PROBLEM REQUIREMENTS - Reproduce every entry exactly as shown.

PROVIDED RECORDS -
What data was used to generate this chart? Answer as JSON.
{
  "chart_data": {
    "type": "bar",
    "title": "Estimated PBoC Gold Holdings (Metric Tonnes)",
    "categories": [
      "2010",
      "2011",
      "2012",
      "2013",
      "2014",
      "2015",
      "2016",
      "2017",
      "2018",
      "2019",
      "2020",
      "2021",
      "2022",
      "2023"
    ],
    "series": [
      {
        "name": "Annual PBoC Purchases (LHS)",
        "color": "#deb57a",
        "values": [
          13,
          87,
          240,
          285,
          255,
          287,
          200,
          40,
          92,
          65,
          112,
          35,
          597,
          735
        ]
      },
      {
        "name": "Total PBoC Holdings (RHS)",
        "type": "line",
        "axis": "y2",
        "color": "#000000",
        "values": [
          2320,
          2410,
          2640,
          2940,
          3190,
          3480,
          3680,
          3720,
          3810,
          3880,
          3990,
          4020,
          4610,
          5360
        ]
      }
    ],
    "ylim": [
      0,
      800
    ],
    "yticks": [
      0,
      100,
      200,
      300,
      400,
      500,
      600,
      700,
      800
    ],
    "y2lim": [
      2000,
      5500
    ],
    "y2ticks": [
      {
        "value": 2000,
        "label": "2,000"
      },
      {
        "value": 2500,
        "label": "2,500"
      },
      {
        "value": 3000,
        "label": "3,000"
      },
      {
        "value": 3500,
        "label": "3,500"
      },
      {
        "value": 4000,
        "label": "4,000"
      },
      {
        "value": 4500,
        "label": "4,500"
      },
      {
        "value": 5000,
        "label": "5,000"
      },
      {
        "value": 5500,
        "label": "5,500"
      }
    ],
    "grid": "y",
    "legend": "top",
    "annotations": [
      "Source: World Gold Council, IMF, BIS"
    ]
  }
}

SOLUTION TO THIS PROBLEM -
What data was used to generate this chart? Answer as JSON.
{
  "chart_data": {
    "type": "bar",
    "title": "Estimated PBoC Gold Holdings (Metric Tonnes)",
    "categories": [
      "2010",
      "2011",
      "2012",
      "2013",
      "2014",
      "2015",
      "2016",
      "2017",
      "2018",
      "2019",
      "2020",
      "2021",
      "2022",
      "2023"
    ],
    "series": [
      {
        "name": "Annual PBoC Purchases (LHS)",
        "color": "#deb57a",
        "values": [
          13,
          87,
          240,
          285,
          255,
          287,
          200,
          40,
          92,
          65,
          112,
          35,
          597,
          735
        ]
      },
      {
        "name": "Total PBoC Holdings (RHS)",
        "type": "line",
        "axis": "y2",
        "color": "#000000",
        "values": [
          2320,
          2410,
          2640,
          2940,
          3190,
          3480,
          3680,
          3720,
          3810,
          3880,
          3990,
          4020,
          4610,
          5360
        ]
      }
    ],
    "ylim": [
      0,
      800
    ],
    "yticks": [
      0,
      100,
      200,
      300,
      400,
      500,
      600,
      700,
      800
    ],
    "y2lim": [
      2000,
      5500
    ],
    "y2ticks": [
      {
        "value": 2000,
        "label": "2,000"
      },
      {
        "value": 2500,
        "label": "2,500"
      },
      {
        "value": 3000,
        "label": "3,000"
      },
      {
        "value": 3500,
        "label": "3,500"
      },
      {
        "value": 4000,
        "label": "4,000"
      },
      {
        "value": 4500,
        "label": "4,500"
      },
      {
        "value": 5000,
        "label": "5,000"
      },
      {
        "value": 5500,
        "label": "5,500"
      }
    ],
    "grid": "y",
    "legend": "top",
    "annotations": [
      "Source: World Gold Council, IMF, BIS"
    ]
  }
}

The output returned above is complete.